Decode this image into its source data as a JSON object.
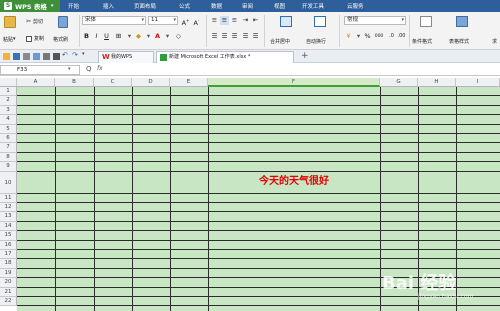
{
  "app": {
    "name": "WPS 表格",
    "logo_letter": "S"
  },
  "menu": {
    "items": [
      "开始",
      "插入",
      "页面布局",
      "公式",
      "数据",
      "审阅",
      "视图",
      "开发工具",
      "云服务"
    ]
  },
  "ribbon": {
    "paste_label": "粘贴",
    "cut_label": "剪切",
    "copy_label": "复制",
    "format_painter_label": "格式刷",
    "font_name": "宋体",
    "font_size": "11",
    "bold": "B",
    "italic": "I",
    "underline": "U",
    "merge_center_label": "合并居中",
    "wrap_label": "自动换行",
    "number_format": "常规",
    "percent": "%",
    "comma": "000",
    "conditional_format_label": "条件格式",
    "table_style_label": "表格样式",
    "extra_label": "求"
  },
  "doc_tabs": [
    {
      "label": "我的WPS",
      "active": false
    },
    {
      "label": "新建 Microsoft Excel 工作表.xlsx *",
      "active": true
    }
  ],
  "new_tab_symbol": "+",
  "formula_bar": {
    "cell_ref": "F33",
    "zoom_symbol": "Q",
    "fx": "fx",
    "value": ""
  },
  "grid": {
    "columns": [
      "A",
      "B",
      "C",
      "D",
      "E",
      "F",
      "G",
      "H",
      "I"
    ],
    "active_column": "F",
    "rows": [
      "1",
      "2",
      "3",
      "4",
      "5",
      "6",
      "7",
      "8",
      "9",
      "10",
      "11",
      "12",
      "13",
      "14",
      "15",
      "16",
      "17",
      "18",
      "19",
      "20",
      "21",
      "22"
    ],
    "cell_text": "今天的天气很好",
    "cell_text_location": "F10",
    "cell_text_color": "#e00000",
    "fill_color": "#c8e6c4"
  },
  "watermark": {
    "text": "Bai 经验",
    "sub": "jingyan.baidu.com"
  }
}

**********

--- What you are asked to do ---
Restate the listing above word for word, and skip the pictures.

--- Output for this exercise ---
Decode this image into its source data as a JSON object.
{
  "app": {
    "name": "WPS 表格",
    "logo_letter": "S"
  },
  "menu": {
    "items": [
      "开始",
      "插入",
      "页面布局",
      "公式",
      "数据",
      "审阅",
      "视图",
      "开发工具",
      "云服务"
    ]
  },
  "ribbon": {
    "paste_label": "粘贴",
    "cut_label": "剪切",
    "copy_label": "复制",
    "format_painter_label": "格式刷",
    "font_name": "宋体",
    "font_size": "11",
    "bold": "B",
    "italic": "I",
    "underline": "U",
    "merge_center_label": "合并居中",
    "wrap_label": "自动换行",
    "number_format": "常规",
    "percent": "%",
    "comma": "000",
    "conditional_format_label": "条件格式",
    "table_style_label": "表格样式",
    "extra_label": "求"
  },
  "doc_tabs": [
    {
      "label": "我的WPS",
      "active": false
    },
    {
      "label": "新建 Microsoft Excel 工作表.xlsx *",
      "active": true
    }
  ],
  "new_tab_symbol": "+",
  "formula_bar": {
    "cell_ref": "F33",
    "zoom_symbol": "Q",
    "fx": "fx",
    "value": ""
  },
  "grid": {
    "columns": [
      "A",
      "B",
      "C",
      "D",
      "E",
      "F",
      "G",
      "H",
      "I"
    ],
    "active_column": "F",
    "rows": [
      "1",
      "2",
      "3",
      "4",
      "5",
      "6",
      "7",
      "8",
      "9",
      "10",
      "11",
      "12",
      "13",
      "14",
      "15",
      "16",
      "17",
      "18",
      "19",
      "20",
      "21",
      "22"
    ],
    "cell_text": "今天的天气很好",
    "cell_text_location": "F10",
    "cell_text_color": "#e00000",
    "fill_color": "#c8e6c4"
  },
  "watermark": {
    "text": "Bai 经验",
    "sub": "jingyan.baidu.com"
  }
}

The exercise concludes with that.